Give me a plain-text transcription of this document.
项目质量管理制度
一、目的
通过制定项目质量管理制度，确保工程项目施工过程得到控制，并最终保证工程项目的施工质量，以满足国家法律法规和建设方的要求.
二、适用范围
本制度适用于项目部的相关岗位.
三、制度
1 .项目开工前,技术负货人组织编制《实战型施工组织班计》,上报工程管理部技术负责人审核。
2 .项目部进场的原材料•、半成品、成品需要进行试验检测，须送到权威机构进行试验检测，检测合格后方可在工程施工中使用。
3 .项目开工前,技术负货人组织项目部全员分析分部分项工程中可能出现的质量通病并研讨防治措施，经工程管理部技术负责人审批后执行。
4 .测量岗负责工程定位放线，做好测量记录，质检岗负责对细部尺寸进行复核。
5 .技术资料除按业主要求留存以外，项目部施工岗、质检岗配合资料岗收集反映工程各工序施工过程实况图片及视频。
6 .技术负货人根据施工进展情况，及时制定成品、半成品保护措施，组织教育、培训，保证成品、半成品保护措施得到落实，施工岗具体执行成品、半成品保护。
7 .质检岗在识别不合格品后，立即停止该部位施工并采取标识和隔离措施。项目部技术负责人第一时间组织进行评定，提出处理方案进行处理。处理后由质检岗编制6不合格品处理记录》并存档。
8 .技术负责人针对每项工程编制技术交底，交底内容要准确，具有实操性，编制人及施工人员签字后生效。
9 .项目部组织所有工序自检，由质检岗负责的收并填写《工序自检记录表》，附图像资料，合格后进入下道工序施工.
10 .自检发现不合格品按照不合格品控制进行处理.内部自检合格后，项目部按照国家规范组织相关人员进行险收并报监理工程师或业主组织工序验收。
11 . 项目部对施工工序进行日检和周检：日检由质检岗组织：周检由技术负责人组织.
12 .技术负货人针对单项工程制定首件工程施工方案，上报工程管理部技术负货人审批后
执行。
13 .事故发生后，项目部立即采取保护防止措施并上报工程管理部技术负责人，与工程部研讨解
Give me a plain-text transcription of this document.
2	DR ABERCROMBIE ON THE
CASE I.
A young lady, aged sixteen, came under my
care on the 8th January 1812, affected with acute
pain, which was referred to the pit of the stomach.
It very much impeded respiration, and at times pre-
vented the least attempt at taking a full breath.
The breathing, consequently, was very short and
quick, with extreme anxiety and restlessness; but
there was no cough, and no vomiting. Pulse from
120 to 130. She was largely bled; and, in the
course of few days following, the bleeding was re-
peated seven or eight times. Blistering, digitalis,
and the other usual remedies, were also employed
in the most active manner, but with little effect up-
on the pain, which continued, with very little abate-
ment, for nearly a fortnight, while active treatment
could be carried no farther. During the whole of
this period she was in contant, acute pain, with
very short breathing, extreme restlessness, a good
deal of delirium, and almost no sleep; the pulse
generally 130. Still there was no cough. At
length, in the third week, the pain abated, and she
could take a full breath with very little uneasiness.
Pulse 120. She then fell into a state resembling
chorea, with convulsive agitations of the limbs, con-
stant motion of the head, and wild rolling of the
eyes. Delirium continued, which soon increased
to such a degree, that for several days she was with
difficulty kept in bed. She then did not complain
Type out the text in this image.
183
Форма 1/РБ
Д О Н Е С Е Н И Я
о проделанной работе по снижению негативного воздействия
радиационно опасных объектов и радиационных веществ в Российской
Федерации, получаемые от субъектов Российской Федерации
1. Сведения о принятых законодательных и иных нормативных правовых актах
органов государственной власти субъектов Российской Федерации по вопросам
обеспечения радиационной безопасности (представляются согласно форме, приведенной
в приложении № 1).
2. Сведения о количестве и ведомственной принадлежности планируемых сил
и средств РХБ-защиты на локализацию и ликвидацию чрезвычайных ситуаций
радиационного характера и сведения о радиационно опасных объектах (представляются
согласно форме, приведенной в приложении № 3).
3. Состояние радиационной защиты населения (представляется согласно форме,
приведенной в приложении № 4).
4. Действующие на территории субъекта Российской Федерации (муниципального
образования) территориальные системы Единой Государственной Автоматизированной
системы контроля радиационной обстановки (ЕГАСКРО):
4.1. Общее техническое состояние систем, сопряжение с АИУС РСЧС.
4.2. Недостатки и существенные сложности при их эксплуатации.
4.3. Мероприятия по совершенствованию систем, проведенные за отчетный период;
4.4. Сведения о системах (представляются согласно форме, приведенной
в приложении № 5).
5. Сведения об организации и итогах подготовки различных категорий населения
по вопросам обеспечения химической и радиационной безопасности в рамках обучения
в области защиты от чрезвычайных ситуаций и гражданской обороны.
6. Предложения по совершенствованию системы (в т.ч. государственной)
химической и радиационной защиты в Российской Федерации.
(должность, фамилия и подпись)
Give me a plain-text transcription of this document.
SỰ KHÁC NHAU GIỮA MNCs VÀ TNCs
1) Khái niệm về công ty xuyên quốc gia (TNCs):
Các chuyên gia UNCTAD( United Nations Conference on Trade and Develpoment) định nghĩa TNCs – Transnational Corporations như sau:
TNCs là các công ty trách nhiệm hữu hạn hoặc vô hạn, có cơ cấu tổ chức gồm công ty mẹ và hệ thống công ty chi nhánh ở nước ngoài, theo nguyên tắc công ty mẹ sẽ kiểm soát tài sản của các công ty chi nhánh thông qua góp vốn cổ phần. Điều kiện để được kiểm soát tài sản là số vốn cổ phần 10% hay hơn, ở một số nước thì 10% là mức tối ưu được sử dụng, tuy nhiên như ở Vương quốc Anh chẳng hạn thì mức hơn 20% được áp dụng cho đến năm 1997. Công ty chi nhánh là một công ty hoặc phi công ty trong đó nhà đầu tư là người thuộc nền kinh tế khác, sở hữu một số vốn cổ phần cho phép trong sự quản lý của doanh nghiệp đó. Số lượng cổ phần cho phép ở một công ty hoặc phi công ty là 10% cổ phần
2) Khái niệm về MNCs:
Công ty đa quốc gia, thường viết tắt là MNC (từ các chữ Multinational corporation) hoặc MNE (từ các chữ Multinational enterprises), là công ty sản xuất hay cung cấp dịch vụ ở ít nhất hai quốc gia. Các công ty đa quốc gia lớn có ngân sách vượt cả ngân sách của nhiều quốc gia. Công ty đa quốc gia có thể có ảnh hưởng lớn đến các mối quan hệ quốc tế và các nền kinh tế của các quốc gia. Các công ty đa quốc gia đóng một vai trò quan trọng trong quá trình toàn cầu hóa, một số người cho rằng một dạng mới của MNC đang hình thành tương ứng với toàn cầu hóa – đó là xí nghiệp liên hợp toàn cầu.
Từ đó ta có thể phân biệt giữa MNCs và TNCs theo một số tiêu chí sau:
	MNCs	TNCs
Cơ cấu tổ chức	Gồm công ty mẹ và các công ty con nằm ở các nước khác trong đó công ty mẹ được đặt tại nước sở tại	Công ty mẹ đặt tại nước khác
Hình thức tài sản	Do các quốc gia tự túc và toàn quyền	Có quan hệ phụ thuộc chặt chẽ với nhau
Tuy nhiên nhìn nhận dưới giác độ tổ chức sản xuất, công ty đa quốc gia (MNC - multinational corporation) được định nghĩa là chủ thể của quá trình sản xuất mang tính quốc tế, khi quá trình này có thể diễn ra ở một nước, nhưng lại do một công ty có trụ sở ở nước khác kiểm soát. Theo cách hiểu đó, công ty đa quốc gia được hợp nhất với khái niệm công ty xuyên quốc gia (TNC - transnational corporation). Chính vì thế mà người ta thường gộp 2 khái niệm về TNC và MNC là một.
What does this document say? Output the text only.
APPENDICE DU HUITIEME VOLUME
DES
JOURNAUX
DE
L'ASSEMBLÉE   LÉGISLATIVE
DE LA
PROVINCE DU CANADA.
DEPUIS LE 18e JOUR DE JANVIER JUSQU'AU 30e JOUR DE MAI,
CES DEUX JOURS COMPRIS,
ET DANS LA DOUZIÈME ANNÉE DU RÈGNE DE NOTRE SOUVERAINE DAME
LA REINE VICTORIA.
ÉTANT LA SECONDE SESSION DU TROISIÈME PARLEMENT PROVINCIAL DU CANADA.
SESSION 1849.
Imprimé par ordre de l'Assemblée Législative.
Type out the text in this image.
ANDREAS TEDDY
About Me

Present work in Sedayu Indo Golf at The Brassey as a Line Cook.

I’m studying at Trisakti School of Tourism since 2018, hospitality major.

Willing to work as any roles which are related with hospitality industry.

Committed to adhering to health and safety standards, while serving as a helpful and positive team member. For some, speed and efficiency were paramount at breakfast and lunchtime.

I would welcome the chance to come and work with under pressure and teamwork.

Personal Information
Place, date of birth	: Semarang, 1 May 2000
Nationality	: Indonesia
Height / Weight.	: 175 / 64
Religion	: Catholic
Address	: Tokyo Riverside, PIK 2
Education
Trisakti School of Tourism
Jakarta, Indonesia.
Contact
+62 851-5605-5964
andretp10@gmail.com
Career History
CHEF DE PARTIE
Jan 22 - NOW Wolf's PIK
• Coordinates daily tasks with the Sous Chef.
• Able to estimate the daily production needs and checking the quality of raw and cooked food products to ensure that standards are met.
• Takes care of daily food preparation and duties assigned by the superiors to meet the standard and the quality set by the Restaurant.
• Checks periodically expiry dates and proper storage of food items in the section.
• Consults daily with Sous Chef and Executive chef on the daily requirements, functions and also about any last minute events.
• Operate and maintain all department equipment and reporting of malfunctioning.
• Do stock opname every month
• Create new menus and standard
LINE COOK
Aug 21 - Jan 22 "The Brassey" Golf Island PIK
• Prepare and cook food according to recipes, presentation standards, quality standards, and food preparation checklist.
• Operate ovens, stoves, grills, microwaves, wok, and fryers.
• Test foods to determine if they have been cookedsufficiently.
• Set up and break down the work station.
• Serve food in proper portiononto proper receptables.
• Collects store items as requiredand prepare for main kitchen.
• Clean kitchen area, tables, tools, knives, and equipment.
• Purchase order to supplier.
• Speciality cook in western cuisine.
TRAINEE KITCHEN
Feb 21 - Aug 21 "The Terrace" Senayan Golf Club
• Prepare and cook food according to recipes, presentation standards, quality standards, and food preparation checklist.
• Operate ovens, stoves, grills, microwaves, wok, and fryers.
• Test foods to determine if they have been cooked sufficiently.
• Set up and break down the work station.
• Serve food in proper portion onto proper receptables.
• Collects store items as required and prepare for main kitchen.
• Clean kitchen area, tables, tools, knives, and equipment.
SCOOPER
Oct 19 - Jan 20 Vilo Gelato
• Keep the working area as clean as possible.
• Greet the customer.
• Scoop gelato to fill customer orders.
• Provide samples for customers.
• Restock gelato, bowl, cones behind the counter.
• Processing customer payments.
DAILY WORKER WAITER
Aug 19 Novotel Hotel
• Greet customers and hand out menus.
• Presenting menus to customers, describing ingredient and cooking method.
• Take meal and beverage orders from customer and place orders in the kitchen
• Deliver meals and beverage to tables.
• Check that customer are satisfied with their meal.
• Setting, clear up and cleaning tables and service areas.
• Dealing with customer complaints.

REQUIREMENT:
Search the data for the string "форме" and copy each line where it appears.

WORKED SOLUTION:
обеспечения радиационной безопасности (представляются согласно форме, приведенной
согласно форме, приведенной в приложении № 3).
3. Состояние радиационной защиты населения (представляется согласно форме,
4.4. Сведения о системах (представляются согласно форме, приведенной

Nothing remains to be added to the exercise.